Directive: Take the line that contains "Parse this chart and return its data as JSON." and all lines after it, up to and including the last line of the data, and write them out exactly; nothing else belongs in the answer.

-- start Supplied entries --

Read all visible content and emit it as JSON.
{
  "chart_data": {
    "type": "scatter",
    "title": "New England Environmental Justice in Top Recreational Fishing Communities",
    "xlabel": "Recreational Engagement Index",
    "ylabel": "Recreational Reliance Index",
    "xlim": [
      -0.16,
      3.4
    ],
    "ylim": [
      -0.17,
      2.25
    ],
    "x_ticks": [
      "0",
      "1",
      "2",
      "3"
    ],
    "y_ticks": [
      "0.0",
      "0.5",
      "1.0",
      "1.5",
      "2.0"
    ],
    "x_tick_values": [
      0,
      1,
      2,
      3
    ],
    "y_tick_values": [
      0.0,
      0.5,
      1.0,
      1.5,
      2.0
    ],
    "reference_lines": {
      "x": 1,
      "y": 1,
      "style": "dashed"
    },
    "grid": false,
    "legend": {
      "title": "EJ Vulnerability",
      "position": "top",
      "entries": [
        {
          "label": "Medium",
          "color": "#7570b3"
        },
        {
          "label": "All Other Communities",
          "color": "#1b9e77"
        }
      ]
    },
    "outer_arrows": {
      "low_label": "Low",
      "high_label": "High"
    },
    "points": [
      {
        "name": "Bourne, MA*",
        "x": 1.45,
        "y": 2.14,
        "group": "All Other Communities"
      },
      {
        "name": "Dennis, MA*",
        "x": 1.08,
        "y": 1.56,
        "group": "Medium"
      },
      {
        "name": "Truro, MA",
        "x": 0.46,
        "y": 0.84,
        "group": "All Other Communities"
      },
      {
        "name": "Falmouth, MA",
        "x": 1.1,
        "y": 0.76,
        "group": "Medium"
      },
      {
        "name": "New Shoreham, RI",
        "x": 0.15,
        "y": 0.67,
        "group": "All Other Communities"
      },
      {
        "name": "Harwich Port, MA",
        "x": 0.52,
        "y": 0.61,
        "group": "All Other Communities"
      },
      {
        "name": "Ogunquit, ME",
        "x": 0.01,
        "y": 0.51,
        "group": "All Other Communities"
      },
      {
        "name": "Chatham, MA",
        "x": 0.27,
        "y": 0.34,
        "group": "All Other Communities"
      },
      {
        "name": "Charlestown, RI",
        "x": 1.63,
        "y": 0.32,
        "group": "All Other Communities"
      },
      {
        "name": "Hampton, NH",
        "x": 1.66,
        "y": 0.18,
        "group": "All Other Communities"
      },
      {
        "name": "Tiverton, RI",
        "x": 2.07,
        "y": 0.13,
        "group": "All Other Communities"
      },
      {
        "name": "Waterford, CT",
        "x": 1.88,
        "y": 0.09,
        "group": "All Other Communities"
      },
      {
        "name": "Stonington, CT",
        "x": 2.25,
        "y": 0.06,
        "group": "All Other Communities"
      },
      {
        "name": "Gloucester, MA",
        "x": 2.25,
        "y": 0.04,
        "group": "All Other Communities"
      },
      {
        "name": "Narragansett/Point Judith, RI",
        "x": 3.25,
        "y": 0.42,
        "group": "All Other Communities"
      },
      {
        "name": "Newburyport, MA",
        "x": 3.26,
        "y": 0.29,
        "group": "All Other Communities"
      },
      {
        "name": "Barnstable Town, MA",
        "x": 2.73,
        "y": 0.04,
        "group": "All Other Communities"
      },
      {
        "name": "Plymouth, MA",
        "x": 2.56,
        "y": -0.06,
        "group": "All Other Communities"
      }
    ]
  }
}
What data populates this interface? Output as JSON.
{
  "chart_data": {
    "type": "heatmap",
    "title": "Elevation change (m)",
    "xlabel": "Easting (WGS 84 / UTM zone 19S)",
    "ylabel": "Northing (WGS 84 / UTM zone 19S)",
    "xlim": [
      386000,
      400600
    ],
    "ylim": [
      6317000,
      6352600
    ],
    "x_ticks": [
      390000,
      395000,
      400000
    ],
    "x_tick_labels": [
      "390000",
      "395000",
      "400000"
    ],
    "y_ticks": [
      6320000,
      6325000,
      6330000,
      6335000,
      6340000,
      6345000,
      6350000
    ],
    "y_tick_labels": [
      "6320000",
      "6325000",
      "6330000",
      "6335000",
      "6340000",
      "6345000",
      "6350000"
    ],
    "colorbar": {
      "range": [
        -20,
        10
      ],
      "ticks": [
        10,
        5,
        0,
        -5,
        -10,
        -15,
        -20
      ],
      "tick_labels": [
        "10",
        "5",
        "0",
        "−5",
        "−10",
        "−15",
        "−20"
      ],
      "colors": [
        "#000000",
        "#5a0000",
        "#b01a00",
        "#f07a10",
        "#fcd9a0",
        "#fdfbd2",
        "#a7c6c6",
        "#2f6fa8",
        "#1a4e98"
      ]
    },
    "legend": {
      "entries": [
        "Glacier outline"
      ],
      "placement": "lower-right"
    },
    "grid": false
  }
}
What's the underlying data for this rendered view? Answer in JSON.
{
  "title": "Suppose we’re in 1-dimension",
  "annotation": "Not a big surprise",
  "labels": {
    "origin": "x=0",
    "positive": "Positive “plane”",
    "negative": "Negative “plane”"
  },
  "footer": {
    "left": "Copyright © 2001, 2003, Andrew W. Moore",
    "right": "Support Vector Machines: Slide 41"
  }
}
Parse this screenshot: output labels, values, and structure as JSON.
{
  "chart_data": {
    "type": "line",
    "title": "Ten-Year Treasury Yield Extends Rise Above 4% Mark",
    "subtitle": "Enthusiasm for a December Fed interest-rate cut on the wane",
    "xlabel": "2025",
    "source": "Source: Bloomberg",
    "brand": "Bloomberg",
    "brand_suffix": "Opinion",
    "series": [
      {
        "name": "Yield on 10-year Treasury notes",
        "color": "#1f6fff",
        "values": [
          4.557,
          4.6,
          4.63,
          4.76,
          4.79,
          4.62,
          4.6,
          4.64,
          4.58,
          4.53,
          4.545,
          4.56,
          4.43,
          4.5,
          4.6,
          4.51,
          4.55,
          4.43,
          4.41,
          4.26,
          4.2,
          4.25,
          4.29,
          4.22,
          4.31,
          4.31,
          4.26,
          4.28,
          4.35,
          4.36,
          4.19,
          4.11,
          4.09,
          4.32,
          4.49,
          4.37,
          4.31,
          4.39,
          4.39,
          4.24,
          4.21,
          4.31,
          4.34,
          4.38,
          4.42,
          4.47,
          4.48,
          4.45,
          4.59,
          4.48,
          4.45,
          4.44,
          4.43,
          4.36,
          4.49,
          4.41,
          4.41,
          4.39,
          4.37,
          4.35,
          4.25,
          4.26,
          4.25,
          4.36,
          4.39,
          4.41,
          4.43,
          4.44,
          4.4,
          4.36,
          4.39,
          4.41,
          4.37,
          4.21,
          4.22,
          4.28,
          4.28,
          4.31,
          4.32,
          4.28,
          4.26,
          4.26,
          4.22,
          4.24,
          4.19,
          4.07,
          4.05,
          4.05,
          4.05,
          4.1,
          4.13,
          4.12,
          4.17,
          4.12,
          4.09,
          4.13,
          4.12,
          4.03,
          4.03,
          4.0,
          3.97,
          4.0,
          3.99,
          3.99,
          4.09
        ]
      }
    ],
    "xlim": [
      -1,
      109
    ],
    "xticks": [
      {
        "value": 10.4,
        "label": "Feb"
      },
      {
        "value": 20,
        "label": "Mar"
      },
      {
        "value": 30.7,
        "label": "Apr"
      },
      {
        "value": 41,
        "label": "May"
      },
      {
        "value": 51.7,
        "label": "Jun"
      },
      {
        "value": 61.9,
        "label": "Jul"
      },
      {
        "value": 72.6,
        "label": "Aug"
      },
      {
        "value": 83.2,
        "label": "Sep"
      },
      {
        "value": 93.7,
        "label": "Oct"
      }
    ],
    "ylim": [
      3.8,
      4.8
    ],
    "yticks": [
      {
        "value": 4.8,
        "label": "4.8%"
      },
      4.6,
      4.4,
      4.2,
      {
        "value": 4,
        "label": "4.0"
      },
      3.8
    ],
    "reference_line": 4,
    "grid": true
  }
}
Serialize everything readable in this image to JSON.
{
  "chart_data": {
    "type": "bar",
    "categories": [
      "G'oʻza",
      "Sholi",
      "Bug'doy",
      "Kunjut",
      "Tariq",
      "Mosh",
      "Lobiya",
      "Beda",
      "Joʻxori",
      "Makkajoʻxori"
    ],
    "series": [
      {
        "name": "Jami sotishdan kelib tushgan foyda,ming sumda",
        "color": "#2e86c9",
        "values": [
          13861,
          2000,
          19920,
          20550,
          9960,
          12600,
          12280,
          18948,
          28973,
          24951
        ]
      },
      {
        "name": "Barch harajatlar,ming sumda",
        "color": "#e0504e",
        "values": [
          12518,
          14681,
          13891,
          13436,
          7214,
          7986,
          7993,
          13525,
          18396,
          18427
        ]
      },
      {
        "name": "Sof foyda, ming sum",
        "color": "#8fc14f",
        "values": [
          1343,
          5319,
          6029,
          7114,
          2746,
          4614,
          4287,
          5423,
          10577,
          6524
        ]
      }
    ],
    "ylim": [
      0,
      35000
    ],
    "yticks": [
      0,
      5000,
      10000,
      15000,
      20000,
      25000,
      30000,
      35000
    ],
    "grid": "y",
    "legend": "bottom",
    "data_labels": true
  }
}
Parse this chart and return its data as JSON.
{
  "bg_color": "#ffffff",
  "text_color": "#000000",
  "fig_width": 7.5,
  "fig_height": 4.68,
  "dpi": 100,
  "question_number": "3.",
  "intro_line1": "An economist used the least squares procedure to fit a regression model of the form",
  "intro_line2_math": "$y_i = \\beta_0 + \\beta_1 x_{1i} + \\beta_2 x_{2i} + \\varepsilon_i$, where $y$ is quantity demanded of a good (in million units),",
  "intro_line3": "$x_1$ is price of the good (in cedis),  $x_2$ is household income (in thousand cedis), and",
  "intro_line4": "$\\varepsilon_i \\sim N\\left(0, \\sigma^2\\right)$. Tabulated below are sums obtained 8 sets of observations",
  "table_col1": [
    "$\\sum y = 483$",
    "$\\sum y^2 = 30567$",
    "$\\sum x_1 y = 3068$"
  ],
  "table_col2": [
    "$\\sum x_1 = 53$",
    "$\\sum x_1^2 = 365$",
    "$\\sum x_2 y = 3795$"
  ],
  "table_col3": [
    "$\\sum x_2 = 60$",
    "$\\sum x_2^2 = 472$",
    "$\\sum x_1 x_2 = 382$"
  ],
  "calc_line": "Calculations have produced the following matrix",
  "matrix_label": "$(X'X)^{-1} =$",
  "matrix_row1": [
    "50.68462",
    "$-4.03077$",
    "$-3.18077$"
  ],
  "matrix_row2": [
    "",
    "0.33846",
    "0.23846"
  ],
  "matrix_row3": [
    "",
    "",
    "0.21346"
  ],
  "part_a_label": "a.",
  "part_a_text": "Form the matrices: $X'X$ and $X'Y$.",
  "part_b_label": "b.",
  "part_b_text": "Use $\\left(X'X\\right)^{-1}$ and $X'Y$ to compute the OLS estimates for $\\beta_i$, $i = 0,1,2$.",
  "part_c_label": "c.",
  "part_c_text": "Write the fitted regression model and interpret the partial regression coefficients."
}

-- end Supplied entries --

Output of the task:
Parse this chart and return its data as JSON.
{
  "bg_color": "#ffffff",
  "text_color": "#000000",
  "fig_width": 7.5,
  "fig_height": 4.68,
  "dpi": 100,
  "question_number": "3.",
  "intro_line1": "An economist used the least squares procedure to fit a regression model of the form",
  "intro_line2_math": "$y_i = \\beta_0 + \\beta_1 x_{1i} + \\beta_2 x_{2i} + \\varepsilon_i$, where $y$ is quantity demanded of a good (in million units),",
  "intro_line3": "$x_1$ is price of the good (in cedis),  $x_2$ is household income (in thousand cedis), and",
  "intro_line4": "$\\varepsilon_i \\sim N\\left(0, \\sigma^2\\right)$. Tabulated below are sums obtained 8 sets of observations",
  "table_col1": [
    "$\\sum y = 483$",
    "$\\sum y^2 = 30567$",
    "$\\sum x_1 y = 3068$"
  ],
  "table_col2": [
    "$\\sum x_1 = 53$",
    "$\\sum x_1^2 = 365$",
    "$\\sum x_2 y = 3795$"
  ],
  "table_col3": [
    "$\\sum x_2 = 60$",
    "$\\sum x_2^2 = 472$",
    "$\\sum x_1 x_2 = 382$"
  ],
  "calc_line": "Calculations have produced the following matrix",
  "matrix_label": "$(X'X)^{-1} =$",
  "matrix_row1": [
    "50.68462",
    "$-4.03077$",
    "$-3.18077$"
  ],
  "matrix_row2": [
    "",
    "0.33846",
    "0.23846"
  ],
  "matrix_row3": [
    "",
    "",
    "0.21346"
  ],
  "part_a_label": "a.",
  "part_a_text": "Form the matrices: $X'X$ and $X'Y$.",
  "part_b_label": "b.",
  "part_b_text": "Use $\\left(X'X\\right)^{-1}$ and $X'Y$ to compute the OLS estimates for $\\beta_i$, $i = 0,1,2$.",
  "part_c_label": "c.",
  "part_c_text": "Write the fitted regression model and interpret the partial regression coefficients."
}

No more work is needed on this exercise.